» **SUPPLIED RECORDS**:

►

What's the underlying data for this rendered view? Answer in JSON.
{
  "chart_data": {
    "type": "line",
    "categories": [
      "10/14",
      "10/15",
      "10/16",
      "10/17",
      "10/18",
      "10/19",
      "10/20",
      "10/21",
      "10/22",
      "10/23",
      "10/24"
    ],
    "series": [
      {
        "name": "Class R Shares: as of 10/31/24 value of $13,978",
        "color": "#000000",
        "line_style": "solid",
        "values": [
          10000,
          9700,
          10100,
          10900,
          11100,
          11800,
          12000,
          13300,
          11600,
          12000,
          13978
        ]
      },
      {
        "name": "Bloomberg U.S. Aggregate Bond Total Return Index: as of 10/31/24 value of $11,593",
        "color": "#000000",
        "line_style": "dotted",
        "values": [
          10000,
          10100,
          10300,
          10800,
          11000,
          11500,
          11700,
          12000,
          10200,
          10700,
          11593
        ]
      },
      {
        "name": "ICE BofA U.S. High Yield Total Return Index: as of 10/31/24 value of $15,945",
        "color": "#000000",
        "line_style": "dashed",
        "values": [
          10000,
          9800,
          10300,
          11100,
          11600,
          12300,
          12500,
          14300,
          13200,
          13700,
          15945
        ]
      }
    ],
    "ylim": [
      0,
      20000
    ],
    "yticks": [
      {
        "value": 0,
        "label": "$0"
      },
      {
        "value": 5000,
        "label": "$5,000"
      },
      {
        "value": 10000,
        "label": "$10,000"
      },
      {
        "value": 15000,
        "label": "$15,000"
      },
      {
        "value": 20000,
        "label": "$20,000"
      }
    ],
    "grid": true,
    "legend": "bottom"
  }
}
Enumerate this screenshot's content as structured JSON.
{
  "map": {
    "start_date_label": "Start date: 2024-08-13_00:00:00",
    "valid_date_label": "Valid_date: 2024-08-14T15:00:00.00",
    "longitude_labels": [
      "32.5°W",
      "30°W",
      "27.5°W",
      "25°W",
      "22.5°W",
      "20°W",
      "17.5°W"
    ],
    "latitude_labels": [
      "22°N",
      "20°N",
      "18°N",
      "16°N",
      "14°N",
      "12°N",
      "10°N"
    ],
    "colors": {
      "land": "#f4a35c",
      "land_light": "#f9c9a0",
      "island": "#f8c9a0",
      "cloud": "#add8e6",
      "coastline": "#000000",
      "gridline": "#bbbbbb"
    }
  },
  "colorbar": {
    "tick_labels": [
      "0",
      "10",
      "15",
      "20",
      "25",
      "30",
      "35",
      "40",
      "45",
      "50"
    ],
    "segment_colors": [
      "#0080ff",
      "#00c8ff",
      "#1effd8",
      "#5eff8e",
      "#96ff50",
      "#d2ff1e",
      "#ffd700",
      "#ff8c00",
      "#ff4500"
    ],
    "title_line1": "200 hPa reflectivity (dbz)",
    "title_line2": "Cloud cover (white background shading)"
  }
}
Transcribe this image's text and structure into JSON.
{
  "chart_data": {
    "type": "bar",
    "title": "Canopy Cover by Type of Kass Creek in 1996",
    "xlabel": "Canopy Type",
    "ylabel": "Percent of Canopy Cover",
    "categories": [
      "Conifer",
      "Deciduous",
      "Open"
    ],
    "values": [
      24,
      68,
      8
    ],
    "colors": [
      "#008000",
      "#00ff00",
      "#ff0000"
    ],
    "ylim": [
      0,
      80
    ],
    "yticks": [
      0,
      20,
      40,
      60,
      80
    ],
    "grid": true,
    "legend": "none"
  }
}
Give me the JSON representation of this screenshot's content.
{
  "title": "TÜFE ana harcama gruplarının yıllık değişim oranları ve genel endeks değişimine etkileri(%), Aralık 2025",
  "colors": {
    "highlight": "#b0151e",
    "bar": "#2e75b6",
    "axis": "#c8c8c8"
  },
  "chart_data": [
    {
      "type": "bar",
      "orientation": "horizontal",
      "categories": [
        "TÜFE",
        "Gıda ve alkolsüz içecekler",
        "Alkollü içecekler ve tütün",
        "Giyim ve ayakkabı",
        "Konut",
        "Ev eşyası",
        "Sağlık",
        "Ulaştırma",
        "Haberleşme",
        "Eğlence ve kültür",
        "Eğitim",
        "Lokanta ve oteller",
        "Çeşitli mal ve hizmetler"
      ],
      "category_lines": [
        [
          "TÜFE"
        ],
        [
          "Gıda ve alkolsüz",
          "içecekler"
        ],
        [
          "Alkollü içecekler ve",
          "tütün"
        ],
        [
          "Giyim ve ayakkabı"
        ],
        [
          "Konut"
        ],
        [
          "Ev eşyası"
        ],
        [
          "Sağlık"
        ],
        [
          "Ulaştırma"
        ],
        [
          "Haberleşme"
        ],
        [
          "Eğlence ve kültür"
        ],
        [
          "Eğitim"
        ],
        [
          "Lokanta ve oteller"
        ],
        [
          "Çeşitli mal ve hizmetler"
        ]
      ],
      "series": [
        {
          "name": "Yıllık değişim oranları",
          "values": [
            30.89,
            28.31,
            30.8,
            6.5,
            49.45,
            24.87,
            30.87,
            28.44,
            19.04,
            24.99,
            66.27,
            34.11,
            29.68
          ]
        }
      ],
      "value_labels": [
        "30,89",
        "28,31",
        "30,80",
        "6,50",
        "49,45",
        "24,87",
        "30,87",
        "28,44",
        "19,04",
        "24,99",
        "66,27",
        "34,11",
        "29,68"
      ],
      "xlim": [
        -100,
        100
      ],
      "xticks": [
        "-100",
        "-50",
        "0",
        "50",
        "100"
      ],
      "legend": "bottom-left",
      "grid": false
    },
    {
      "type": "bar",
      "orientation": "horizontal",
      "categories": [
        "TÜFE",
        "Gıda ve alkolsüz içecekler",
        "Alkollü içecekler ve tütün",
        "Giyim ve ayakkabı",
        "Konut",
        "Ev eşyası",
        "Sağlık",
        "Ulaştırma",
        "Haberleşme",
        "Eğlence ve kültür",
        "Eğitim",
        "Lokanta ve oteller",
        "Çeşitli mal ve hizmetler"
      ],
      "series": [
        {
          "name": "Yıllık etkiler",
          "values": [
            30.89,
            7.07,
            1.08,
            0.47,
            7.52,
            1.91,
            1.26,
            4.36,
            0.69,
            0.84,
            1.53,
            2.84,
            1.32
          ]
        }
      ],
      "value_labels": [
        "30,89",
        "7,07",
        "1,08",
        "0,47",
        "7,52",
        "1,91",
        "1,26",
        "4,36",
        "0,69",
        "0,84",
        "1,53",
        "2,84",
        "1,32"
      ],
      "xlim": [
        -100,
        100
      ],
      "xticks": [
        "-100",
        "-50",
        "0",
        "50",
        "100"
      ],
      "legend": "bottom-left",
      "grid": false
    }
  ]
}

◄

» **WORK TO BE COMPLETED**:
The listing above should be transcribed in full, exactly as written.

» **WORKED SOLUTION**:
What's the underlying data for this rendered view? Answer in JSON.
{
  "chart_data": {
    "type": "line",
    "categories": [
      "10/14",
      "10/15",
      "10/16",
      "10/17",
      "10/18",
      "10/19",
      "10/20",
      "10/21",
      "10/22",
      "10/23",
      "10/24"
    ],
    "series": [
      {
        "name": "Class R Shares: as of 10/31/24 value of $13,978",
        "color": "#000000",
        "line_style": "solid",
        "values": [
          10000,
          9700,
          10100,
          10900,
          11100,
          11800,
          12000,
          13300,
          11600,
          12000,
          13978
        ]
      },
      {
        "name": "Bloomberg U.S. Aggregate Bond Total Return Index: as of 10/31/24 value of $11,593",
        "color": "#000000",
        "line_style": "dotted",
        "values": [
          10000,
          10100,
          10300,
          10800,
          11000,
          11500,
          11700,
          12000,
          10200,
          10700,
          11593
        ]
      },
      {
        "name": "ICE BofA U.S. High Yield Total Return Index: as of 10/31/24 value of $15,945",
        "color": "#000000",
        "line_style": "dashed",
        "values": [
          10000,
          9800,
          10300,
          11100,
          11600,
          12300,
          12500,
          14300,
          13200,
          13700,
          15945
        ]
      }
    ],
    "ylim": [
      0,
      20000
    ],
    "yticks": [
      {
        "value": 0,
        "label": "$0"
      },
      {
        "value": 5000,
        "label": "$5,000"
      },
      {
        "value": 10000,
        "label": "$10,000"
      },
      {
        "value": 15000,
        "label": "$15,000"
      },
      {
        "value": 20000,
        "label": "$20,000"
      }
    ],
    "grid": true,
    "legend": "bottom"
  }
}
Enumerate this screenshot's content as structured JSON.
{
  "map": {
    "start_date_label": "Start date: 2024-08-13_00:00:00",
    "valid_date_label": "Valid_date: 2024-08-14T15:00:00.00",
    "longitude_labels": [
      "32.5°W",
      "30°W",
      "27.5°W",
      "25°W",
      "22.5°W",
      "20°W",
      "17.5°W"
    ],
    "latitude_labels": [
      "22°N",
      "20°N",
      "18°N",
      "16°N",
      "14°N",
      "12°N",
      "10°N"
    ],
    "colors": {
      "land": "#f4a35c",
      "land_light": "#f9c9a0",
      "island": "#f8c9a0",
      "cloud": "#add8e6",
      "coastline": "#000000",
      "gridline": "#bbbbbb"
    }
  },
  "colorbar": {
    "tick_labels": [
      "0",
      "10",
      "15",
      "20",
      "25",
      "30",
      "35",
      "40",
      "45",
      "50"
    ],
    "segment_colors": [
      "#0080ff",
      "#00c8ff",
      "#1effd8",
      "#5eff8e",
      "#96ff50",
      "#d2ff1e",
      "#ffd700",
      "#ff8c00",
      "#ff4500"
    ],
    "title_line1": "200 hPa reflectivity (dbz)",
    "title_line2": "Cloud cover (white background shading)"
  }
}
Transcribe this image's text and structure into JSON.
{
  "chart_data": {
    "type": "bar",
    "title": "Canopy Cover by Type of Kass Creek in 1996",
    "xlabel": "Canopy Type",
    "ylabel": "Percent of Canopy Cover",
    "categories": [
      "Conifer",
      "Deciduous",
      "Open"
    ],
    "values": [
      24,
      68,
      8
    ],
    "colors": [
      "#008000",
      "#00ff00",
      "#ff0000"
    ],
    "ylim": [
      0,
      80
    ],
    "yticks": [
      0,
      20,
      40,
      60,
      80
    ],
    "grid": true,
    "legend": "none"
  }
}
Give me the JSON representation of this screenshot's content.
{
  "title": "TÜFE ana harcama gruplarının yıllık değişim oranları ve genel endeks değişimine etkileri(%), Aralık 2025",
  "colors": {
    "highlight": "#b0151e",
    "bar": "#2e75b6",
    "axis": "#c8c8c8"
  },
  "chart_data": [
    {
      "type": "bar",
      "orientation": "horizontal",
      "categories": [
        "TÜFE",
        "Gıda ve alkolsüz içecekler",
        "Alkollü içecekler ve tütün",
        "Giyim ve ayakkabı",
        "Konut",
        "Ev eşyası",
        "Sağlık",
        "Ulaştırma",
        "Haberleşme",
        "Eğlence ve kültür",
        "Eğitim",
        "Lokanta ve oteller",
        "Çeşitli mal ve hizmetler"
      ],
      "category_lines": [
        [
          "TÜFE"
        ],
        [
          "Gıda ve alkolsüz",
          "içecekler"
        ],
        [
          "Alkollü içecekler ve",
          "tütün"
        ],
        [
          "Giyim ve ayakkabı"
        ],
        [
          "Konut"
        ],
        [
          "Ev eşyası"
        ],
        [
          "Sağlık"
        ],
        [
          "Ulaştırma"
        ],
        [
          "Haberleşme"
        ],
        [
          "Eğlence ve kültür"
        ],
        [
          "Eğitim"
        ],
        [
          "Lokanta ve oteller"
        ],
        [
          "Çeşitli mal ve hizmetler"
        ]
      ],
      "series": [
        {
          "name": "Yıllık değişim oranları",
          "values": [
            30.89,
            28.31,
            30.8,
            6.5,
            49.45,
            24.87,
            30.87,
            28.44,
            19.04,
            24.99,
            66.27,
            34.11,
            29.68
          ]
        }
      ],
      "value_labels": [
        "30,89",
        "28,31",
        "30,80",
        "6,50",
        "49,45",
        "24,87",
        "30,87",
        "28,44",
        "19,04",
        "24,99",
        "66,27",
        "34,11",
        "29,68"
      ],
      "xlim": [
        -100,
        100
      ],
      "xticks": [
        "-100",
        "-50",
        "0",
        "50",
        "100"
      ],
      "legend": "bottom-left",
      "grid": false
    },
    {
      "type": "bar",
      "orientation": "horizontal",
      "categories": [
        "TÜFE",
        "Gıda ve alkolsüz içecekler",
        "Alkollü içecekler ve tütün",
        "Giyim ve ayakkabı",
        "Konut",
        "Ev eşyası",
        "Sağlık",
        "Ulaştırma",
        "Haberleşme",
        "Eğlence ve kültür",
        "Eğitim",
        "Lokanta ve oteller",
        "Çeşitli mal ve hizmetler"
      ],
      "series": [
        {
          "name": "Yıllık etkiler",
          "values": [
            30.89,
            7.07,
            1.08,
            0.47,
            7.52,
            1.91,
            1.26,
            4.36,
            0.69,
            0.84,
            1.53,
            2.84,
            1.32
          ]
        }
      ],
      "value_labels": [
        "30,89",
        "7,07",
        "1,08",
        "0,47",
        "7,52",
        "1,91",
        "1,26",
        "4,36",
        "0,69",
        "0,84",
        "1,53",
        "2,84",
        "1,32"
      ],
      "xlim": [
        -100,
        100
      ],
      "xticks": [
        "-100",
        "-50",
        "0",
        "50",
        "100"
      ],
      "legend": "bottom-left",
      "grid": false
    }
  ]
}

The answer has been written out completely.